● **ITEMS**:
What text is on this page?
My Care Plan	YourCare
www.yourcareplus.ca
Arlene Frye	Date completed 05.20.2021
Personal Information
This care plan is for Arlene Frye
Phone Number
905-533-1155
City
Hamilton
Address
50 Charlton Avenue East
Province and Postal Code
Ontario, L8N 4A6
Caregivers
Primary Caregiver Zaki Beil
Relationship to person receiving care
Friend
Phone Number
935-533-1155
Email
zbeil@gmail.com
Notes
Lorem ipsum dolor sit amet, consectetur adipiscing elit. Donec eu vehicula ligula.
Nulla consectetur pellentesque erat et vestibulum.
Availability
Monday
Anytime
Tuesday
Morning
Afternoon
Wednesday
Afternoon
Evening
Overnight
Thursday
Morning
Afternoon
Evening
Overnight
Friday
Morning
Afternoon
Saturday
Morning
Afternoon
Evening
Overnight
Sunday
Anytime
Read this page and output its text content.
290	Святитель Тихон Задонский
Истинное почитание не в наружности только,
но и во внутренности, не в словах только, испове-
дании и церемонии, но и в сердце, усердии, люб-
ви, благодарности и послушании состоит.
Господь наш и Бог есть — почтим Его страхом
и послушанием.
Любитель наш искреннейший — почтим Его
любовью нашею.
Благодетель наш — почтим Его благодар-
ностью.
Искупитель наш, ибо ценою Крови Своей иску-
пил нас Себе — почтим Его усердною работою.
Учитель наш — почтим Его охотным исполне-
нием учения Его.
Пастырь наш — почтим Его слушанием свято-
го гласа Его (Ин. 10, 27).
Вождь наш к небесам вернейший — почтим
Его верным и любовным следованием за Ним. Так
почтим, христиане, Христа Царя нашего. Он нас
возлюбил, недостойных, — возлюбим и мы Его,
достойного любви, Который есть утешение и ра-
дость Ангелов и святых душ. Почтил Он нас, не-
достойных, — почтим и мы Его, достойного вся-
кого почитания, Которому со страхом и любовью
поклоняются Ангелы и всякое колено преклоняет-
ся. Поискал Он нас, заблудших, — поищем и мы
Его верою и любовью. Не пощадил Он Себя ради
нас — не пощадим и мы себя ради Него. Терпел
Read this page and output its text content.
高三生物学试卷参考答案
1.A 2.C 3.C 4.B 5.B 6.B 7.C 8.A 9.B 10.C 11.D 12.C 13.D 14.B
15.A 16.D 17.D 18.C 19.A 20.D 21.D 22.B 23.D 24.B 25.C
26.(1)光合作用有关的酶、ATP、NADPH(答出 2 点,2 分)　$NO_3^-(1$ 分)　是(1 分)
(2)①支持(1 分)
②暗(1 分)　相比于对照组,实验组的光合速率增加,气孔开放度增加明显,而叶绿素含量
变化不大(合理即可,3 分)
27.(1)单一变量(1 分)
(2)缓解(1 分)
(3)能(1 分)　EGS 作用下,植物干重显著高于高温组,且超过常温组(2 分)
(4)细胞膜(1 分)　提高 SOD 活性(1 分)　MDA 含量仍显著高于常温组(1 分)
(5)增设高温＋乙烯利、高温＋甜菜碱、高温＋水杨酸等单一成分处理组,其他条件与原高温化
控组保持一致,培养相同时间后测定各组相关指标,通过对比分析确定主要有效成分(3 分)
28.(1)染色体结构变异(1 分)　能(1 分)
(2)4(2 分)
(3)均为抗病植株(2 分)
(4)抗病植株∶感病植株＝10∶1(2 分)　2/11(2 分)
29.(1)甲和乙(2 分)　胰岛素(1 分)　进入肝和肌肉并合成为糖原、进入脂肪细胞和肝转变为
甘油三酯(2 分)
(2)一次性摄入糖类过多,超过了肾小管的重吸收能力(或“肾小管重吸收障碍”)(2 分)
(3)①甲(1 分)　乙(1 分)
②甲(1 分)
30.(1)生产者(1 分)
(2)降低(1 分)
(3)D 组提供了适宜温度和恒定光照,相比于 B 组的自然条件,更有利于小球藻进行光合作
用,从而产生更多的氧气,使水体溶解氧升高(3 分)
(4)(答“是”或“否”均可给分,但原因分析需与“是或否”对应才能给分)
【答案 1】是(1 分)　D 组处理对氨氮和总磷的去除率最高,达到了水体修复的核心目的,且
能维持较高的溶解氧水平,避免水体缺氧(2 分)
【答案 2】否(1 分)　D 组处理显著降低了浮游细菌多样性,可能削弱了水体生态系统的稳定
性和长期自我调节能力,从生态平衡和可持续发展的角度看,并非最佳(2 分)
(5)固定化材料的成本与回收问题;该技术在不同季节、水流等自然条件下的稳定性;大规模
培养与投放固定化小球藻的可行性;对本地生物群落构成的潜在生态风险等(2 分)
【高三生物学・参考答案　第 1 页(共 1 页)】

● **THE PROBLEM**: Check each line of the records for "есть" and copy the ones that contain it.

● **EXPECTED ANSWER**:
Господь наш и Бог есть — почтим Его страхом
достойного любви, Который есть утешение и ра-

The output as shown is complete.